| Passage |
--------------------------------------------------

Configuring Apache 2 with Virtual Hosts on Mac OSX Leopard

I was bashing my head against the desk wondering why my virtual sites were giving a ‘Forbidden – You don’t have permission to access / on this server’ message after upgrading to Leopard, despite the file/directory permissions on the web directories being unchanged.

This happens if your virtual sites aren’t under /Library/WebServer/Documents and there is a solution that doesn\’t need the apache user and group to be changed (which could lead to other hassles).

After actually realising Leopard had changed from using Apache1.3 to Apache2 I (eventually) looked at what differences there were in the httpd.conf files relating to directory access.

(In what follows I’ll use square brackets to delimit apache directives in case angle brackets aren’t escaped when displaying as HTML).

In Apache1.3 Apple’s httpd.conf has this:

[Directory /]
Options FollowSymLinks
AllowOverride None
[/Directory]

[Directory “/Library/WebServer/Documents”]
…
Order allow,deny
Allow from all
[/Directory]

The [Directory /] block has an implicit Order Deny, Allow directive (i.e. the default) so that anything below the root of any site is, by default, accessible. (The [Directory “/Library/WebServer/Documents”] block’s directives are explicitly saying that anything within /Library/WebServer/Documents is accessible. This doesn’t change what is already allowed).

--------------------------------------------------

| Record extracts |
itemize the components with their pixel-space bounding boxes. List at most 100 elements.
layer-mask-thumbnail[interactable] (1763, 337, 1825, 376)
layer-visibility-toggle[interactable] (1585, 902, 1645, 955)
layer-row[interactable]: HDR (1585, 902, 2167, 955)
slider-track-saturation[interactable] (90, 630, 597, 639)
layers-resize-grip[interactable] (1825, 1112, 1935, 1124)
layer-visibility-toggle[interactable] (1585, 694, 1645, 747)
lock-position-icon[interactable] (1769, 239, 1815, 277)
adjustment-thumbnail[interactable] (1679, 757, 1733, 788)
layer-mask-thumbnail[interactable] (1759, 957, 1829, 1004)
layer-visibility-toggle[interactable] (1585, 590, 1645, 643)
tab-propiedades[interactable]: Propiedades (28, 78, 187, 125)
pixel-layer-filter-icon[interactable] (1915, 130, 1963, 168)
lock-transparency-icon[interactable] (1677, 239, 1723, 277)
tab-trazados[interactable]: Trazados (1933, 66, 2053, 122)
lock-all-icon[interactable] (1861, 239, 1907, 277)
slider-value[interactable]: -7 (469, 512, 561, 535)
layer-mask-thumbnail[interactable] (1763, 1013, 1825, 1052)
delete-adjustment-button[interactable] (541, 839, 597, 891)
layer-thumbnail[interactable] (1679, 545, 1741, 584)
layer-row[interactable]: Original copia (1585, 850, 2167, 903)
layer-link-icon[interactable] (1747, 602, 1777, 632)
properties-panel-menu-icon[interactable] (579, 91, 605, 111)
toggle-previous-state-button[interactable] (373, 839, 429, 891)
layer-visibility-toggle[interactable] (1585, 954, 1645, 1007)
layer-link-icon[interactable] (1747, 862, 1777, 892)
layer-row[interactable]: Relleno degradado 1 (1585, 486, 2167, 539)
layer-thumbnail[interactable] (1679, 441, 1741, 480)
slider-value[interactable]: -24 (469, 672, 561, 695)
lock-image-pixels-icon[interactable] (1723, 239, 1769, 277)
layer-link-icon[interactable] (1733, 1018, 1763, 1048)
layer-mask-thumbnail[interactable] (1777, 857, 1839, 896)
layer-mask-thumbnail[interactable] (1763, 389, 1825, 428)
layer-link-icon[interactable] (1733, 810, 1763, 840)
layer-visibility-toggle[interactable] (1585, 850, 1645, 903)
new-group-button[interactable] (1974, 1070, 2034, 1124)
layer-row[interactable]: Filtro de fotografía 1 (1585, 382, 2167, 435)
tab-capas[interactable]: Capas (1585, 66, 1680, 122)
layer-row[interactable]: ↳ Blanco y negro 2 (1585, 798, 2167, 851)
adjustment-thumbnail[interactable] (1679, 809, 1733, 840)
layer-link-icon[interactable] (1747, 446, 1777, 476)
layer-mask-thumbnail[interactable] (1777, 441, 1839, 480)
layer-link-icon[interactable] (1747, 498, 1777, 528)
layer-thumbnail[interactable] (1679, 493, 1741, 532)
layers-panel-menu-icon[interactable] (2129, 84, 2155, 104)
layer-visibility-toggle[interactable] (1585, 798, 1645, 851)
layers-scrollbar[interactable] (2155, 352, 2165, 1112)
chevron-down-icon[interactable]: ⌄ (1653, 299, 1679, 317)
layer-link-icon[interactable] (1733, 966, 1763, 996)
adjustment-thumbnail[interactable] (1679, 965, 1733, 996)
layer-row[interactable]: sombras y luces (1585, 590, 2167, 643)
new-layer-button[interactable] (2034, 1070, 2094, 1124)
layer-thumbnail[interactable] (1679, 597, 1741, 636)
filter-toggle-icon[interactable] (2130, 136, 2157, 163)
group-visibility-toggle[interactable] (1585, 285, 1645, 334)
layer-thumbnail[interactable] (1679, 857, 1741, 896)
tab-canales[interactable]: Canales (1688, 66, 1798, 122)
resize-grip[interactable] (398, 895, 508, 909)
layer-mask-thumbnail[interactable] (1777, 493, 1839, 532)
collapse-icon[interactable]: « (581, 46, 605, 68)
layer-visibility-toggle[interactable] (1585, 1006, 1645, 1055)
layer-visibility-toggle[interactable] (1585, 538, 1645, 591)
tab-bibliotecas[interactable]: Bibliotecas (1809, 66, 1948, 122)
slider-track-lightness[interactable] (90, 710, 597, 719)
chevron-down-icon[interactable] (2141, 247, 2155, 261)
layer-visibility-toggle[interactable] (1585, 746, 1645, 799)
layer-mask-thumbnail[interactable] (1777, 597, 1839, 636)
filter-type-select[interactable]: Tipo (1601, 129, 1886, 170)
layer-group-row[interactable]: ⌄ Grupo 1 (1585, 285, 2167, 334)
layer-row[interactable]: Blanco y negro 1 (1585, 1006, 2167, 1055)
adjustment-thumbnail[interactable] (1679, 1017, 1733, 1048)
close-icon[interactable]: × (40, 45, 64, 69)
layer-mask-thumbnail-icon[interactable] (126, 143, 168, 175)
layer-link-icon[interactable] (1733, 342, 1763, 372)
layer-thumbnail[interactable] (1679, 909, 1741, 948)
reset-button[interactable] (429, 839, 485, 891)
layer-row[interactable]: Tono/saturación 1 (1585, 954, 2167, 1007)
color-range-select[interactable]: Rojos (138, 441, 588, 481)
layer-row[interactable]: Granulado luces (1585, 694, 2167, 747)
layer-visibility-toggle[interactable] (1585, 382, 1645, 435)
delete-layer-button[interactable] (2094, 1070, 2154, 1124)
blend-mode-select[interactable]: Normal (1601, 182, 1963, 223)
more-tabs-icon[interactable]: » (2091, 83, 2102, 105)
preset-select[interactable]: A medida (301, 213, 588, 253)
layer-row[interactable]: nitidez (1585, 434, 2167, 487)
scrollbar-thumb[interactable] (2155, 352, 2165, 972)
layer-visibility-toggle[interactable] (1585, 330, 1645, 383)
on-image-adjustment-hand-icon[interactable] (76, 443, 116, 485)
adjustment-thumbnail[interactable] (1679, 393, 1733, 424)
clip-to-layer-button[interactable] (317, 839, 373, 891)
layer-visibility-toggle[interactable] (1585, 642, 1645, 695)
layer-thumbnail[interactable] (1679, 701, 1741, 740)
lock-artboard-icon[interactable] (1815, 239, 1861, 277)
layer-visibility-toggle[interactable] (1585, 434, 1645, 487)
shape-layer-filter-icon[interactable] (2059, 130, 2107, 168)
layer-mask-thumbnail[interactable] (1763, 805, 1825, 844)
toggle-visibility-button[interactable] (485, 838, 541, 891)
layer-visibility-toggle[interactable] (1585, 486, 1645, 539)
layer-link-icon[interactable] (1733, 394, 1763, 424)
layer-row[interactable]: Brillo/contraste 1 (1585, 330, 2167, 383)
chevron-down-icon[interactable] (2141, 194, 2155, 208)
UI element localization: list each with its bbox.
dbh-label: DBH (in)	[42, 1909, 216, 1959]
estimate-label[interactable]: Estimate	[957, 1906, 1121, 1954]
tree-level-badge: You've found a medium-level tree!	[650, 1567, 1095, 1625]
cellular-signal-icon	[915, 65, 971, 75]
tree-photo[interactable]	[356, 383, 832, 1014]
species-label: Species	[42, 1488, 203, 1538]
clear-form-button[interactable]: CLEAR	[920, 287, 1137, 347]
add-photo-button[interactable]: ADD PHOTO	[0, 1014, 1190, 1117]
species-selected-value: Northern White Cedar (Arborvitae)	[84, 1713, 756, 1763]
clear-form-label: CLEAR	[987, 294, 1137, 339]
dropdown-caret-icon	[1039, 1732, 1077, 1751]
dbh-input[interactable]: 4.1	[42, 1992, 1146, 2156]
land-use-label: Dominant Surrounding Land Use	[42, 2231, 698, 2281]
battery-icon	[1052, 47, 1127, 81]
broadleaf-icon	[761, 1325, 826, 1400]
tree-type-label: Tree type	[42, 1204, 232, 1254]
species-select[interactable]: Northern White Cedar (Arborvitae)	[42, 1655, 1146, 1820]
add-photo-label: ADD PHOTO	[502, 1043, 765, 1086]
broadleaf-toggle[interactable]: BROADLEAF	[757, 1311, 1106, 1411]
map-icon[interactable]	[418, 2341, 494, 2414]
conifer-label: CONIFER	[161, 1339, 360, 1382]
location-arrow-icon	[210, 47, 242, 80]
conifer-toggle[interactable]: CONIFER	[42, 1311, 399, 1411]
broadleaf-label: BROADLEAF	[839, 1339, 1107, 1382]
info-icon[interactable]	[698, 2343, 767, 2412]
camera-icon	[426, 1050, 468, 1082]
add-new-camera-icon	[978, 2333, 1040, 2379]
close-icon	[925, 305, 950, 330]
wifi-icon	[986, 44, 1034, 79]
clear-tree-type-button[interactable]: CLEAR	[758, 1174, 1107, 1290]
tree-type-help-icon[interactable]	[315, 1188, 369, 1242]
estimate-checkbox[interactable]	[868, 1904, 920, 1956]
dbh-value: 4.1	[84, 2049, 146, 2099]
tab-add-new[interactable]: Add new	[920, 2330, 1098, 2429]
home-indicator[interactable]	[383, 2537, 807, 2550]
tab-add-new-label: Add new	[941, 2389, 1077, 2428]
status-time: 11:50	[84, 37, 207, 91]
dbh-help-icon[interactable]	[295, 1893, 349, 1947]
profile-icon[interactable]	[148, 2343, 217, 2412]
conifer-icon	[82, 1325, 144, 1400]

--------------------------------------------------

| Tasks for this exercise |
#1 Answer these questions using the Apache article:
(a) What message did the virtual sites give after the upgrade to Leopard?
(b) Virtual sites placed outside which directory run into this problem?
(c) What does the writer use to delimit apache directives?
#2 Duplicate the part of the Apache article that opens with the words containing "I was bashing" and closes with "displaying as HTML).".
#3 Go on with the Apache article from the point where it stops.

| Expected results |
#1
(a) ‘Forbidden – You don’t have permission to access / on this server’
(b) /Library/WebServer/Documents
(c) Square brackets

#2
I was bashing my head against the desk wondering why my virtual sites were giving a ‘Forbidden – You don’t have permission to access / on this server’ message after upgrading to Leopard, despite the file/directory permissions on the web directories being unchanged.

This happens if your virtual sites aren’t under /Library/WebServer/Documents and there is a solution that doesn\’t need the apache user and group to be changed (which could lead to other hassles).

After actually realising Leopard had changed from using Apache1.3 to Apache2 I (eventually) looked at what differences there were in the httpd.conf files relating to directory access.

(In what follows I’ll use square brackets to delimit apache directives in case angle brackets aren’t escaped when displaying as HTML).

#3
However, in Apache2 Apple’s httpd.conf has this:

[Directory /]
Options FollowSymLinks
AllowOverride None
Order deny,allow
Deny from all
[/Directory]

[Directory “/Library/WebServer/Documents”]
…
Order allow,deny
Allow from all
[/Directory]

The [Directory /] block now explicitly makes everything inaccessible below the root of any site by default. Now the [Directory “/Library/WebServer/Documents”] block’s directives are overriding this to grant access to everything under /Library/WebServer/Documents.

That’s fine if your virtual sites are under /Library/WebServer/Documents but if they’re not you get ‘Forbidden – You don’t have permission to access / on this server’.

The solution is simply to add an Allow from all directive for each virtual site’s DocumentRoot, e.g.

[VirtualHost *:80]
ServerName my.virtual.site
DocumentRoot /some/other/path
[/VirtualHost]

Becomes:

[VirtualHost *:80]
ServerName my.virtual.site
DocumentRoot /some/other/path
[/VirtualHost]

[Directory /some/other/path]
Allow from all
[/Directory]

The Allow from all directive overrides the [Directory /] block’s Deny from all directive because it is processed afterwards and the last one processed wins.